• _EXERCISE INPUTS_:
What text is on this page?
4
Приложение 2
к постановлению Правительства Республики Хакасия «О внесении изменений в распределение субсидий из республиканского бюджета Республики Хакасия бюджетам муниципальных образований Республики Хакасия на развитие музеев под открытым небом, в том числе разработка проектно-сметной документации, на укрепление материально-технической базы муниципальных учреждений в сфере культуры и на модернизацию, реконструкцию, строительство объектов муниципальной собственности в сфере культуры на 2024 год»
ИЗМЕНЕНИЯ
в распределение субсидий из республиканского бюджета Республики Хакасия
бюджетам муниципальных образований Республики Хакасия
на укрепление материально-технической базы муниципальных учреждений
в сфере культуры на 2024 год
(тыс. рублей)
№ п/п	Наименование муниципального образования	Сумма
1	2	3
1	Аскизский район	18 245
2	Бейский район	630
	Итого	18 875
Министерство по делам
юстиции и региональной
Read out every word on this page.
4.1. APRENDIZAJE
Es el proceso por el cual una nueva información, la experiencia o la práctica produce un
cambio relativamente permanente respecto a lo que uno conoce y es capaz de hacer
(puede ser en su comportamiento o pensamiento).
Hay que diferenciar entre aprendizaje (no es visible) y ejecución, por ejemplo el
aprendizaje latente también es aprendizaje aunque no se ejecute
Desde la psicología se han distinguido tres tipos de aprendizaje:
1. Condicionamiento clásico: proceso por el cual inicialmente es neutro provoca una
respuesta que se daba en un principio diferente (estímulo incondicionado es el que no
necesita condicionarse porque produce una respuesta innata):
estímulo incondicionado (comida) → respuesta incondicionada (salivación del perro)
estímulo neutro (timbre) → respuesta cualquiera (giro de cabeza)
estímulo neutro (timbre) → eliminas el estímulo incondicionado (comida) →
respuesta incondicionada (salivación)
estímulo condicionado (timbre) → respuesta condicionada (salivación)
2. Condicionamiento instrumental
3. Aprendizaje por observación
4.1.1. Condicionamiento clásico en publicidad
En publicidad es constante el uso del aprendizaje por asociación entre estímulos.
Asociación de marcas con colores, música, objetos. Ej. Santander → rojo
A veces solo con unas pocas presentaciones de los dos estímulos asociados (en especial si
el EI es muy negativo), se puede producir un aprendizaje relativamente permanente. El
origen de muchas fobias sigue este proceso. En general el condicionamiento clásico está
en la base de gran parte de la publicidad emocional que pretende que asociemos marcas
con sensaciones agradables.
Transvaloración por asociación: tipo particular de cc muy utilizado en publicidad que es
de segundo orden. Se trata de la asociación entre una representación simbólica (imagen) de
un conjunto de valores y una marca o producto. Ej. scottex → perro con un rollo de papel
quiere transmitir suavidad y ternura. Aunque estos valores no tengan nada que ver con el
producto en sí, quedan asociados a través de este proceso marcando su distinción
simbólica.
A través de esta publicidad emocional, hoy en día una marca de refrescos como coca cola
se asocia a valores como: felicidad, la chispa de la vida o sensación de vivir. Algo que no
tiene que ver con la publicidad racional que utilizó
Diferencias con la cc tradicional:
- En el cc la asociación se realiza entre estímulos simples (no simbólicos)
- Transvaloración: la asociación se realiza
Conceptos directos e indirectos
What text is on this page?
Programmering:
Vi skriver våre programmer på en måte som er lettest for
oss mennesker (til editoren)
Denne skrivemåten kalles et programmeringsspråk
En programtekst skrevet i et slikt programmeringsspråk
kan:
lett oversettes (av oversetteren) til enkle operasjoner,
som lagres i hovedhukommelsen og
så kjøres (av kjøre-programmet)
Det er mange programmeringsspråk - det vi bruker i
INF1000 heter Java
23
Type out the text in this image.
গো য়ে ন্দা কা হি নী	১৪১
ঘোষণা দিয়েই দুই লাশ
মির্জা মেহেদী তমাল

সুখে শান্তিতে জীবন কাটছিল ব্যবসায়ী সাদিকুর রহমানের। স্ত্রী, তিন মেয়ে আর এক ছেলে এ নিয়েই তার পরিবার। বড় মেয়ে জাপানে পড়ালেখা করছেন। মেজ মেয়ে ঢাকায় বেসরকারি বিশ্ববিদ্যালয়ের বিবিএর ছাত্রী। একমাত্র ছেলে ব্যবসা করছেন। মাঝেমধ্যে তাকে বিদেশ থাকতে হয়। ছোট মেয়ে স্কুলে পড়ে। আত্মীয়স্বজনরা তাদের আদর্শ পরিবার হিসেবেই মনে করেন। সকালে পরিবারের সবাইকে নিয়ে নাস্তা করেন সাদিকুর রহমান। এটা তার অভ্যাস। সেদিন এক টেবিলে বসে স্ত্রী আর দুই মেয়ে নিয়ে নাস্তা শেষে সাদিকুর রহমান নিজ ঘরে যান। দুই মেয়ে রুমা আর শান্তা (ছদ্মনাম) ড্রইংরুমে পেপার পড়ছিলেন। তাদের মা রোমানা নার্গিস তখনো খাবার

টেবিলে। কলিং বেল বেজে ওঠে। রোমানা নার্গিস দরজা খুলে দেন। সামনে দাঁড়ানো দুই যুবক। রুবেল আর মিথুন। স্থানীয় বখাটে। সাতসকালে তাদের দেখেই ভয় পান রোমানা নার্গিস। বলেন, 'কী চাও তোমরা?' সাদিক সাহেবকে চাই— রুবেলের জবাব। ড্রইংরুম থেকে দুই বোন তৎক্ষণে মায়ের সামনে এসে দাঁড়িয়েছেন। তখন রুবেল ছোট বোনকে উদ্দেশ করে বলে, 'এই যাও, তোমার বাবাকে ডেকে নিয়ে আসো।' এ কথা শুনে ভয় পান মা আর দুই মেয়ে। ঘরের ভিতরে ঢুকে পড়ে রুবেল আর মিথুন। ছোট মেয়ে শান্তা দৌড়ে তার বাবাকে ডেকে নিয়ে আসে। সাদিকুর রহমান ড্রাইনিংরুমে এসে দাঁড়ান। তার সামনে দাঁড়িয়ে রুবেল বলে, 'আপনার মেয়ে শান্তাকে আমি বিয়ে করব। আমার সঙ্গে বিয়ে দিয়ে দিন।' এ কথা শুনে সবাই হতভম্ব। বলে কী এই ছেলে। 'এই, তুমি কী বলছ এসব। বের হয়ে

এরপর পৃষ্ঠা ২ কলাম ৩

• _INSTRUCTIONS TO FOLLOW_: Look through the material and copy each line that has "emocional".

• _RESULT_:
en la base de gran parte de la publicidad emocional que pretende que asociemos marcas
A través de esta publicidad emocional, hoy en día una marca de refrescos como coca cola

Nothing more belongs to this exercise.